◆ **Goal of the exercise**
Every line of the material below must be repeated exactly.

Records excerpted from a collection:

..............................

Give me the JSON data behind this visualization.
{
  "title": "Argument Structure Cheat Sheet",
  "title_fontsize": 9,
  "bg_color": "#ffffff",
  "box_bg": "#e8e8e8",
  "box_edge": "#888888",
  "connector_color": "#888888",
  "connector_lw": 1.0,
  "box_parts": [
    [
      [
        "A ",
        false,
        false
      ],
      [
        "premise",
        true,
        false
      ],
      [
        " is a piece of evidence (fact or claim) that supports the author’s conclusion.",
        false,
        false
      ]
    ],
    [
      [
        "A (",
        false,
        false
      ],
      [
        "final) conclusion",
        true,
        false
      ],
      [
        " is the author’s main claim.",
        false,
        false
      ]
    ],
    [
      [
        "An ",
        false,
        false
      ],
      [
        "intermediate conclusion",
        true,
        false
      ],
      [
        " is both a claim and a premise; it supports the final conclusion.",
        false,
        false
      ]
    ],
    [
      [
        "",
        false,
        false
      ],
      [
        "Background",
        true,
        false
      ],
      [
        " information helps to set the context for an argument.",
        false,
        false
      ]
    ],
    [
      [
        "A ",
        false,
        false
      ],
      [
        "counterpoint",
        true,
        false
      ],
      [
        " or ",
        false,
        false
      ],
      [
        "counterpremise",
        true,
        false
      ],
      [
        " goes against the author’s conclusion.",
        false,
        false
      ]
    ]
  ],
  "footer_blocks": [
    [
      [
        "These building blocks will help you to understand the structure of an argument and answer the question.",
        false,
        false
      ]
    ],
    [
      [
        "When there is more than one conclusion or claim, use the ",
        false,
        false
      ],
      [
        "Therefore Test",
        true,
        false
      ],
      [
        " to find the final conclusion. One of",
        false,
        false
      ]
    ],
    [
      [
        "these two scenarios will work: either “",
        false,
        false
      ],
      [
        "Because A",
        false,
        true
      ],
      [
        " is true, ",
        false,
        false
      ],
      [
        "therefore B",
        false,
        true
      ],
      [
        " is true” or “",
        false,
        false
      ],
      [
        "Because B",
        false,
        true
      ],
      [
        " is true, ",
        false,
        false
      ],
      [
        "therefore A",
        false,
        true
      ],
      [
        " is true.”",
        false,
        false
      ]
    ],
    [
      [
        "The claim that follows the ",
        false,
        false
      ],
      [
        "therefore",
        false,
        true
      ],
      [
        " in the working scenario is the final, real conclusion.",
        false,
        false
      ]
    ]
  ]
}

..............................

◆ **Exercise answer**
Give me the JSON data behind this visualization.
{
  "title": "Argument Structure Cheat Sheet",
  "title_fontsize": 9,
  "bg_color": "#ffffff",
  "box_bg": "#e8e8e8",
  "box_edge": "#888888",
  "connector_color": "#888888",
  "connector_lw": 1.0,
  "box_parts": [
    [
      [
        "A ",
        false,
        false
      ],
      [
        "premise",
        true,
        false
      ],
      [
        " is a piece of evidence (fact or claim) that supports the author’s conclusion.",
        false,
        false
      ]
    ],
    [
      [
        "A (",
        false,
        false
      ],
      [
        "final) conclusion",
        true,
        false
      ],
      [
        " is the author’s main claim.",
        false,
        false
      ]
    ],
    [
      [
        "An ",
        false,
        false
      ],
      [
        "intermediate conclusion",
        true,
        false
      ],
      [
        " is both a claim and a premise; it supports the final conclusion.",
        false,
        false
      ]
    ],
    [
      [
        "",
        false,
        false
      ],
      [
        "Background",
        true,
        false
      ],
      [
        " information helps to set the context for an argument.",
        false,
        false
      ]
    ],
    [
      [
        "A ",
        false,
        false
      ],
      [
        "counterpoint",
        true,
        false
      ],
      [
        " or ",
        false,
        false
      ],
      [
        "counterpremise",
        true,
        false
      ],
      [
        " goes against the author’s conclusion.",
        false,
        false
      ]
    ]
  ],
  "footer_blocks": [
    [
      [
        "These building blocks will help you to understand the structure of an argument and answer the question.",
        false,
        false
      ]
    ],
    [
      [
        "When there is more than one conclusion or claim, use the ",
        false,
        false
      ],
      [
        "Therefore Test",
        true,
        false
      ],
      [
        " to find the final conclusion. One of",
        false,
        false
      ]
    ],
    [
      [
        "these two scenarios will work: either “",
        false,
        false
      ],
      [
        "Because A",
        false,
        true
      ],
      [
        " is true, ",
        false,
        false
      ],
      [
        "therefore B",
        false,
        true
      ],
      [
        " is true” or “",
        false,
        false
      ],
      [
        "Because B",
        false,
        true
      ],
      [
        " is true, ",
        false,
        false
      ],
      [
        "therefore A",
        false,
        true
      ],
      [
        " is true.”",
        false,
        false
      ]
    ],
    [
      [
        "The claim that follows the ",
        false,
        false
      ],
      [
        "therefore",
        false,
        true
      ],
      [
        " in the working scenario is the final, real conclusion.",
        false,
        false
      ]
    ]
  ]
}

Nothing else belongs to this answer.